> **REQUIREMENT**
Every record below should be repeated word for word, with the pictures left out.

=== SUPPLIED DATA ===

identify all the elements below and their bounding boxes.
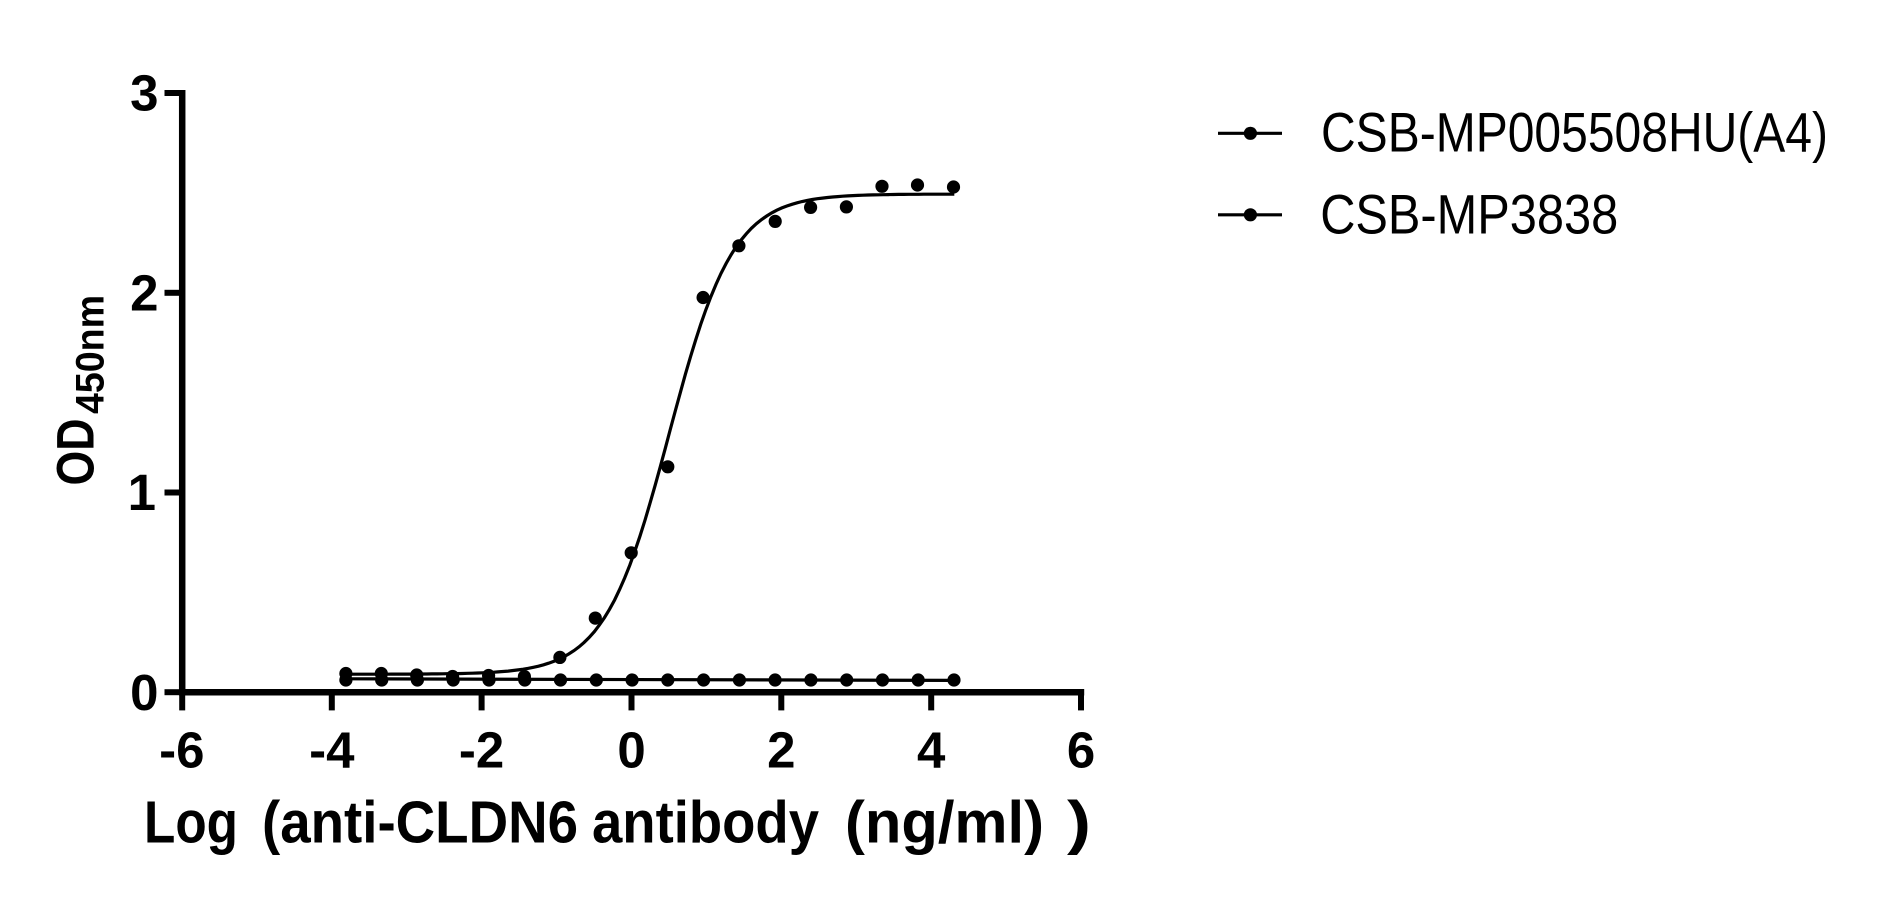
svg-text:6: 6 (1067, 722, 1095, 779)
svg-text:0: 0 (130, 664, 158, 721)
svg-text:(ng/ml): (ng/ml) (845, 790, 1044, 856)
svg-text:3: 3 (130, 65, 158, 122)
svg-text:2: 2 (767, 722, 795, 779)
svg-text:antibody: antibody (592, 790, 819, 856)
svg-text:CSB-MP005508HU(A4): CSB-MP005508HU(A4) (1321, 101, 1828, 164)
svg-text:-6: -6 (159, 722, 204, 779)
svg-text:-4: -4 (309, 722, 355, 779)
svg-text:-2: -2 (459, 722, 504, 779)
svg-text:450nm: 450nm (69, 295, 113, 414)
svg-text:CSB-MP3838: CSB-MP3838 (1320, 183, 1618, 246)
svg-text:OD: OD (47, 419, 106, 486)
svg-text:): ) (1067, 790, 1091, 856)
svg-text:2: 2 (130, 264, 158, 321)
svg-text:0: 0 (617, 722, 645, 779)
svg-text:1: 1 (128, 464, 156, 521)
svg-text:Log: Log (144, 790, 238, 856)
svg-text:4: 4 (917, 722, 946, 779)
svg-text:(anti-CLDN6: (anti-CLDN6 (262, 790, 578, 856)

===

> **RESPONSE AREA**
identify all the elements below and their bounding boxes.
svg-text:6: 6 (1067, 722, 1095, 779)
svg-text:0: 0 (130, 664, 158, 721)
svg-text:(ng/ml): (ng/ml) (845, 790, 1044, 856)
svg-text:3: 3 (130, 65, 158, 122)
svg-text:2: 2 (767, 722, 795, 779)
svg-text:antibody: antibody (592, 790, 819, 856)
svg-text:CSB-MP005508HU(A4): CSB-MP005508HU(A4) (1321, 101, 1828, 164)
svg-text:-6: -6 (159, 722, 204, 779)
svg-text:-4: -4 (309, 722, 355, 779)
svg-text:-2: -2 (459, 722, 504, 779)
svg-text:450nm: 450nm (69, 295, 113, 414)
svg-text:CSB-MP3838: CSB-MP3838 (1320, 183, 1618, 246)
svg-text:OD: OD (47, 419, 106, 486)
svg-text:): ) (1067, 790, 1091, 856)
svg-text:2: 2 (130, 264, 158, 321)
svg-text:0: 0 (617, 722, 645, 779)
svg-text:1: 1 (128, 464, 156, 521)
svg-text:Log: Log (144, 790, 238, 856)
svg-text:4: 4 (917, 722, 946, 779)
svg-text:(anti-CLDN6: (anti-CLDN6 (262, 790, 578, 856)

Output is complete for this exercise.